● **WHAT NEEDS TO BE DONE**: Pull every line containing "JSON" from the entries.

● **ENTRIES PROVIDED**:

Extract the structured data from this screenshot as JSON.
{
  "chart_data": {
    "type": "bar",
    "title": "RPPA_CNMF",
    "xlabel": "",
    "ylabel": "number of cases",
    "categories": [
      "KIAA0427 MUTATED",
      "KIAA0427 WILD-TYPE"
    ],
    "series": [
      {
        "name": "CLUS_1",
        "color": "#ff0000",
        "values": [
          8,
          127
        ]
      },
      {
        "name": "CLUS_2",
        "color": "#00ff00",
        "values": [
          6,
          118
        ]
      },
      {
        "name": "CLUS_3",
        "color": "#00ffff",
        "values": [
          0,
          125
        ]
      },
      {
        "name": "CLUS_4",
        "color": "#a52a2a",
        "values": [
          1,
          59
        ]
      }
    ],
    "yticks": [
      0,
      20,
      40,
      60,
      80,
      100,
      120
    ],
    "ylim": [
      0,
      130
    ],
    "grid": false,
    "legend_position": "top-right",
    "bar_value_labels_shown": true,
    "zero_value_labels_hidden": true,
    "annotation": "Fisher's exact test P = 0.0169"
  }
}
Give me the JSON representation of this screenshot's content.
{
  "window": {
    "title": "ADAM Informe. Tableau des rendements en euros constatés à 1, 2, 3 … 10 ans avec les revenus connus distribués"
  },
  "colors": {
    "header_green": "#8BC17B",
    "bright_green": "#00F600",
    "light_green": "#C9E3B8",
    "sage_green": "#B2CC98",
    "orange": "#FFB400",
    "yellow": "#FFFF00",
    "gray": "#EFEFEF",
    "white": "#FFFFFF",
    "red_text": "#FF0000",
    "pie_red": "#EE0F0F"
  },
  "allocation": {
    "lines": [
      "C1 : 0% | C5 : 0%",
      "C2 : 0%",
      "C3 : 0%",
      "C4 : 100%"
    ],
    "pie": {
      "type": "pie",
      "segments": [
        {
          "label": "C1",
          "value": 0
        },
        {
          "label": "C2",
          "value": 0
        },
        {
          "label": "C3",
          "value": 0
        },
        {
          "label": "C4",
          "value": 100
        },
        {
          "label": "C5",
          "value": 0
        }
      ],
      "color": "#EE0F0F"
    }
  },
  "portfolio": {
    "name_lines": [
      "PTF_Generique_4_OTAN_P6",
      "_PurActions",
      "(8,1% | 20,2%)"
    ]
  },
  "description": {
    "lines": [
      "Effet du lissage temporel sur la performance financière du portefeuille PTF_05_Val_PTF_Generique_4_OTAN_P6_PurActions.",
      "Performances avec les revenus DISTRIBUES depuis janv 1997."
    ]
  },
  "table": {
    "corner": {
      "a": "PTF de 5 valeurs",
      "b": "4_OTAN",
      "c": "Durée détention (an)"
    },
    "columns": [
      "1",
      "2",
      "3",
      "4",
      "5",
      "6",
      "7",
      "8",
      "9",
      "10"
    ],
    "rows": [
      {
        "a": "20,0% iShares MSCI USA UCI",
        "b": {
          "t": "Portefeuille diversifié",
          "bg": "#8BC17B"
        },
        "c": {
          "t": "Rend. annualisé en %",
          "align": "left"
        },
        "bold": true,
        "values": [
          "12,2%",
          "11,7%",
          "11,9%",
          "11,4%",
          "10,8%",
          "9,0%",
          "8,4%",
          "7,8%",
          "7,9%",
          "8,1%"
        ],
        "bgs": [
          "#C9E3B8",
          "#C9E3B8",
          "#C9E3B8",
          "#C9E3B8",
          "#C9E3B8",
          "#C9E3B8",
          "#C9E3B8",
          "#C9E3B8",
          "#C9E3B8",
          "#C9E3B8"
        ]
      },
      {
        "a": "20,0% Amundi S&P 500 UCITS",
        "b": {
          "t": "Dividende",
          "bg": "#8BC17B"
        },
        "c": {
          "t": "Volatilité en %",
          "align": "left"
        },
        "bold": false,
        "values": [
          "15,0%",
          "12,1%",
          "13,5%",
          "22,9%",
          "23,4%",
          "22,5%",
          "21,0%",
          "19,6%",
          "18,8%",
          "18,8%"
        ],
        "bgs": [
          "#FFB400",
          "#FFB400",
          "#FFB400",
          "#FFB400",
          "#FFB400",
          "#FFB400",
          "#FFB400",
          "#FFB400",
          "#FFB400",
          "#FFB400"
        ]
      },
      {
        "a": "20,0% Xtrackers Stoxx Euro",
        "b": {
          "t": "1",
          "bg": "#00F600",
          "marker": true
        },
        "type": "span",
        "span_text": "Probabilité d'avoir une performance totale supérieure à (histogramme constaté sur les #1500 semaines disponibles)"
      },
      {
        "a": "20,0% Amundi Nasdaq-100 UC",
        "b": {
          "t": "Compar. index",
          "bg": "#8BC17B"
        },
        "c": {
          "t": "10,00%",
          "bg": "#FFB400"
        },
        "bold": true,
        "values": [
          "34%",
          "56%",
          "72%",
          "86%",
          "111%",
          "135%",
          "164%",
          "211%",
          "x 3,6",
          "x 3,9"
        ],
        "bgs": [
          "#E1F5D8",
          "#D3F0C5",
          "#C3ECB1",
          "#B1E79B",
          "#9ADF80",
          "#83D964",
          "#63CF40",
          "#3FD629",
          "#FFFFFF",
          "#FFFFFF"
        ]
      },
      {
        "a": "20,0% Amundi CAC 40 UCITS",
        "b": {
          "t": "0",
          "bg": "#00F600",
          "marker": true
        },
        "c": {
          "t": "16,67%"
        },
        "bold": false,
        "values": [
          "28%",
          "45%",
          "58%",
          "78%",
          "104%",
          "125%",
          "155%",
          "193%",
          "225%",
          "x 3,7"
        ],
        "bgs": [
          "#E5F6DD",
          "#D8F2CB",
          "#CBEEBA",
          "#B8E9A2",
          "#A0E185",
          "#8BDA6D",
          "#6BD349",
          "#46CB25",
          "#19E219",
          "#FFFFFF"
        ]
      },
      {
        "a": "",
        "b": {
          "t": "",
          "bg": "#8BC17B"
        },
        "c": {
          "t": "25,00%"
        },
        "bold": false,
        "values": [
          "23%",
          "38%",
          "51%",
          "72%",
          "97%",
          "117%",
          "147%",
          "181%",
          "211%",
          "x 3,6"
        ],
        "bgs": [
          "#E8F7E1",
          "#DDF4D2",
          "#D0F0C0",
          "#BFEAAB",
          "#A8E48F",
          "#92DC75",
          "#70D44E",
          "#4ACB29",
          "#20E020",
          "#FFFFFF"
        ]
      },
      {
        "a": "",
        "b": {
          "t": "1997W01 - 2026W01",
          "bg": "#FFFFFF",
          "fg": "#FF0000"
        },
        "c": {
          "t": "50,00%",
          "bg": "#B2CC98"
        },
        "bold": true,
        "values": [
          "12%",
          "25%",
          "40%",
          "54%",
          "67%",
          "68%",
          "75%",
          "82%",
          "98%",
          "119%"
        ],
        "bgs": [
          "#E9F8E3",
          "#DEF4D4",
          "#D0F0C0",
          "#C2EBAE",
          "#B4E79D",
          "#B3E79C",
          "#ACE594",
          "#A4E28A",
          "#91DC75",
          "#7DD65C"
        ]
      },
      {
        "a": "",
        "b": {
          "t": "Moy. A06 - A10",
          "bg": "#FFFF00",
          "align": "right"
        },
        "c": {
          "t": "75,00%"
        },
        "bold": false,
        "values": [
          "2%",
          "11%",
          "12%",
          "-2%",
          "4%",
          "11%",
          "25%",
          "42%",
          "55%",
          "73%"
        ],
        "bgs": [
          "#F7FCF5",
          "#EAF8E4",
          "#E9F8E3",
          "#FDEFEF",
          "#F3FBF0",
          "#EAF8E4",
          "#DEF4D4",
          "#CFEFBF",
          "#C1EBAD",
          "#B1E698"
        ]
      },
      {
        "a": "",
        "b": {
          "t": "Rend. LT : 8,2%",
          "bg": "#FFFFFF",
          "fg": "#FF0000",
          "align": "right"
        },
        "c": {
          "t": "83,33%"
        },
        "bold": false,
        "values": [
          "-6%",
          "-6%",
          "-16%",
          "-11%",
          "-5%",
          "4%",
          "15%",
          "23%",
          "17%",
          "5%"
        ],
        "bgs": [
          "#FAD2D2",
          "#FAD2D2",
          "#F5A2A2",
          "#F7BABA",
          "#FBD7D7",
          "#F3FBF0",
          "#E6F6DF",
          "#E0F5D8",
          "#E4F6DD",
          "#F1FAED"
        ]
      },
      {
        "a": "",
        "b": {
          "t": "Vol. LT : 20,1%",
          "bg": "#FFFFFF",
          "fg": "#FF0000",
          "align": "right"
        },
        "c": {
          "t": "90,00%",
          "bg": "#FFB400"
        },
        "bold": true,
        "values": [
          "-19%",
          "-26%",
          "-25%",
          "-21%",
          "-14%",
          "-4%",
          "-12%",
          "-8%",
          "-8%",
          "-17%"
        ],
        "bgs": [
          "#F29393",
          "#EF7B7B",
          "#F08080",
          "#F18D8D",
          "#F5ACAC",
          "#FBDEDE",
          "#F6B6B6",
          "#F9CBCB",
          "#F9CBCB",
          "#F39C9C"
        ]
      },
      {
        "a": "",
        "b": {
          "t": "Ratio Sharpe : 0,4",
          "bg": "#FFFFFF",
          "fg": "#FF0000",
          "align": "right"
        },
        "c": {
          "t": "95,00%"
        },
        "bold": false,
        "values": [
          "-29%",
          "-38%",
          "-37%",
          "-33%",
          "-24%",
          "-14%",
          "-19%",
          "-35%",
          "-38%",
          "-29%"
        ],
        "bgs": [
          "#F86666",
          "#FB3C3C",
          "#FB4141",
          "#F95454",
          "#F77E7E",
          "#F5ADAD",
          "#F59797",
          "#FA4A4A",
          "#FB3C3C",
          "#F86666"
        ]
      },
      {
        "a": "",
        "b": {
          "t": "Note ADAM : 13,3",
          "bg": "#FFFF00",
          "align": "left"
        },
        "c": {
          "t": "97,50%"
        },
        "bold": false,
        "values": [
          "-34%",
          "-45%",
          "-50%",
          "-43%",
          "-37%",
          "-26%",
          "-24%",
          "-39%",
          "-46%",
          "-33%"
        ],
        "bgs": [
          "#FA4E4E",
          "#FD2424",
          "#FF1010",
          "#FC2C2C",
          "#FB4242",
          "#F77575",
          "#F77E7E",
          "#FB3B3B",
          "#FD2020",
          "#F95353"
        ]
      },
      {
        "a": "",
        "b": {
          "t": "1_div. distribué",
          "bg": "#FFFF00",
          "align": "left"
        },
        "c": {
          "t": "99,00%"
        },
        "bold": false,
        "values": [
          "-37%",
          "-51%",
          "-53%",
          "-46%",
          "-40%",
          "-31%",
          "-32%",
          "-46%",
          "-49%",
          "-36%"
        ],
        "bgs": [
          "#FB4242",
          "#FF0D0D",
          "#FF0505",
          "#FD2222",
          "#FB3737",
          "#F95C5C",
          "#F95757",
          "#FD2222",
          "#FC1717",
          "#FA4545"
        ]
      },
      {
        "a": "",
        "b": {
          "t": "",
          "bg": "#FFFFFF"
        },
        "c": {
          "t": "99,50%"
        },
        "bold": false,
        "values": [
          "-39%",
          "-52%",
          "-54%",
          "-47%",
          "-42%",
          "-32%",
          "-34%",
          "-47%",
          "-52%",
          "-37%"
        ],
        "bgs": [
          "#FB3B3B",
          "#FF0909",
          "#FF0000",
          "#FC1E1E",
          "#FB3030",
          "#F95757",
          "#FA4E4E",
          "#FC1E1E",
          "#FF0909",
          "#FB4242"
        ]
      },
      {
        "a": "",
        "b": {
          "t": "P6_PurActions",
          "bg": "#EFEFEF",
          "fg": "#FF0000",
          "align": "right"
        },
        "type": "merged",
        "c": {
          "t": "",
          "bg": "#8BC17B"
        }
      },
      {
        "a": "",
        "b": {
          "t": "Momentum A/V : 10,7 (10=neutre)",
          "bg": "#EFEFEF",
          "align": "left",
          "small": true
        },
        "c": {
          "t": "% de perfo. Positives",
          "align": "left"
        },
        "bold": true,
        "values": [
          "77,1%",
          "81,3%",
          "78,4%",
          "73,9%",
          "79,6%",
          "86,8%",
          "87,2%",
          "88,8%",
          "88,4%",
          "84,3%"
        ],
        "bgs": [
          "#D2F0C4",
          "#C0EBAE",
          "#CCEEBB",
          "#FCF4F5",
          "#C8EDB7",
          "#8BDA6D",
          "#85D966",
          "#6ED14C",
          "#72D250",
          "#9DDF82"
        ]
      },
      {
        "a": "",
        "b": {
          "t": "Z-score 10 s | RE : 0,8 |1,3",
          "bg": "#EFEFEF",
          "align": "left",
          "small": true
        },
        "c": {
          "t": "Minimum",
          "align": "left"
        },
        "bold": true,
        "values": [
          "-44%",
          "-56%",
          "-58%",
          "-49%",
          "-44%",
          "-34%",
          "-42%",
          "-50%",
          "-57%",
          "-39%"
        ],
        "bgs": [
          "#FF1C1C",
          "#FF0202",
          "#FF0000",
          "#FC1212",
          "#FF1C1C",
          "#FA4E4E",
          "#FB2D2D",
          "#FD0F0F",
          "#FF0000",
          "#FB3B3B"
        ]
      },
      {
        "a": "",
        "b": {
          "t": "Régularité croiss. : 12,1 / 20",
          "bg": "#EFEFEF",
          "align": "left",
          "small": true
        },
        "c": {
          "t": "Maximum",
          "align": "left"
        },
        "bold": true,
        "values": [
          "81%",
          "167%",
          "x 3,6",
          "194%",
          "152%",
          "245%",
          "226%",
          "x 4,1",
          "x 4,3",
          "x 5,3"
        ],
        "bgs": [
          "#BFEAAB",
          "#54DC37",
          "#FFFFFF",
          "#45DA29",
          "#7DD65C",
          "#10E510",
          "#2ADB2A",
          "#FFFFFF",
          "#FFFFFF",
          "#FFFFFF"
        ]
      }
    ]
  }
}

● **THE SOLUTION**:
Extract the structured data from this screenshot as JSON.
Give me the JSON representation of this screenshot's content.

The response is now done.